* [TO DO] Omit the pictures, then write out every entry exactly as it reads.

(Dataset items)
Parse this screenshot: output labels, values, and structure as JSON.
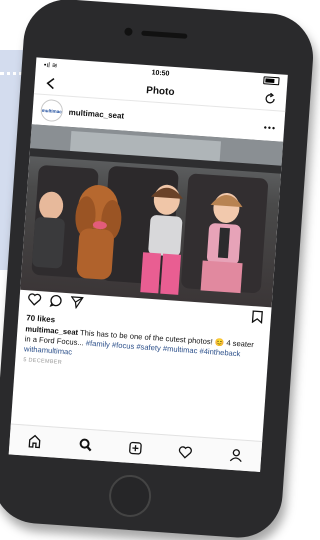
{
  "status_bar": {
    "time": "10:50"
  },
  "nav": {
    "title": "Photo"
  },
  "post": {
    "avatar_text": "multimac",
    "username": "multimac_seat",
    "likes": "70 likes",
    "caption_user": "multimac_seat",
    "caption_text": "This has to be one of the cutest photos! 😊 4 seater in a Ford Focus...",
    "caption_tags": "#family #focus #safety #multimac #4intheback withamultimac",
    "date": "5 DECEMBER"
  },
  "colors": {
    "accent": "#2b4f8a",
    "panel": "#d3dcee",
    "phone_body": "#2a2a2c"
  }
}
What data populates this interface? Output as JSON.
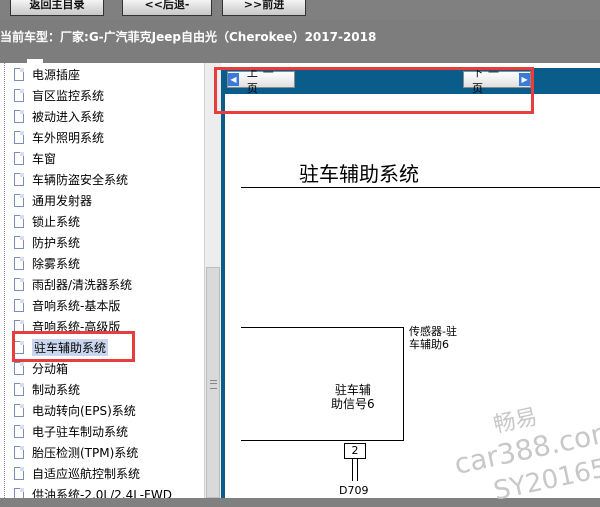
{
  "top_nav": {
    "back_to_home": "返回主目录",
    "previous": "<<后退-",
    "next": ">>前进"
  },
  "vehicle_info": {
    "label": "当前车型：",
    "value": "厂家:G-广汽菲克Jeep自由光（Cherokee）2017-2018"
  },
  "tree": {
    "items": [
      {
        "label": "电源插座"
      },
      {
        "label": "盲区监控系统"
      },
      {
        "label": "被动进入系统"
      },
      {
        "label": "车外照明系统"
      },
      {
        "label": "车窗"
      },
      {
        "label": "车辆防盗安全系统"
      },
      {
        "label": "通用发射器"
      },
      {
        "label": "锁止系统"
      },
      {
        "label": "防护系统"
      },
      {
        "label": "除雾系统"
      },
      {
        "label": "雨刮器/清洗器系统"
      },
      {
        "label": "音响系统-基本版"
      },
      {
        "label": "音响系统-高级版"
      },
      {
        "label": "驻车辅助系统",
        "selected": true
      },
      {
        "label": "分动箱"
      },
      {
        "label": "制动系统"
      },
      {
        "label": "电动转向(EPS)系统"
      },
      {
        "label": "电子驻车制动系统"
      },
      {
        "label": "胎压检测(TPM)系统"
      },
      {
        "label": "自适应巡航控制系统"
      },
      {
        "label": "供油系统-2.0L/2.4L-FWD"
      }
    ]
  },
  "content": {
    "prev_page": "上一页",
    "next_page": "下一页",
    "title": "驻车辅助系统",
    "component_label_line1": "驻车辅",
    "component_label_line2": "助信号6",
    "sensor_label_line1": "传感器-驻",
    "sensor_label_line2": "车辅助6",
    "pin_number": "2",
    "connector": "D709"
  },
  "watermark": {
    "line1": "畅易",
    "line2": "car388.com",
    "line3": "SY20165"
  }
}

* [RESPONSE FOR THIS EXERCISE]
Parse this screenshot: output labels, values, and structure as JSON.
{
  "status_bar": {
    "time": "10:50"
  },
  "nav": {
    "title": "Photo"
  },
  "post": {
    "avatar_text": "multimac",
    "username": "multimac_seat",
    "likes": "70 likes",
    "caption_user": "multimac_seat",
    "caption_text": "This has to be one of the cutest photos! 😊 4 seater in a Ford Focus...",
    "caption_tags": "#family #focus #safety #multimac #4intheback withamultimac",
    "date": "5 DECEMBER"
  },
  "colors": {
    "accent": "#2b4f8a",
    "panel": "#d3dcee",
    "phone_body": "#2a2a2c"
  }
}
What data populates this interface? Output as JSON.
{
  "top_nav": {
    "back_to_home": "返回主目录",
    "previous": "<<后退-",
    "next": ">>前进"
  },
  "vehicle_info": {
    "label": "当前车型：",
    "value": "厂家:G-广汽菲克Jeep自由光（Cherokee）2017-2018"
  },
  "tree": {
    "items": [
      {
        "label": "电源插座"
      },
      {
        "label": "盲区监控系统"
      },
      {
        "label": "被动进入系统"
      },
      {
        "label": "车外照明系统"
      },
      {
        "label": "车窗"
      },
      {
        "label": "车辆防盗安全系统"
      },
      {
        "label": "通用发射器"
      },
      {
        "label": "锁止系统"
      },
      {
        "label": "防护系统"
      },
      {
        "label": "除雾系统"
      },
      {
        "label": "雨刮器/清洗器系统"
      },
      {
        "label": "音响系统-基本版"
      },
      {
        "label": "音响系统-高级版"
      },
      {
        "label": "驻车辅助系统",
        "selected": true
      },
      {
        "label": "分动箱"
      },
      {
        "label": "制动系统"
      },
      {
        "label": "电动转向(EPS)系统"
      },
      {
        "label": "电子驻车制动系统"
      },
      {
        "label": "胎压检测(TPM)系统"
      },
      {
        "label": "自适应巡航控制系统"
      },
      {
        "label": "供油系统-2.0L/2.4L-FWD"
      }
    ]
  },
  "content": {
    "prev_page": "上一页",
    "next_page": "下一页",
    "title": "驻车辅助系统",
    "component_label_line1": "驻车辅",
    "component_label_line2": "助信号6",
    "sensor_label_line1": "传感器-驻",
    "sensor_label_line2": "车辅助6",
    "pin_number": "2",
    "connector": "D709"
  },
  "watermark": {
    "line1": "畅易",
    "line2": "car388.com",
    "line3": "SY20165"
  }
}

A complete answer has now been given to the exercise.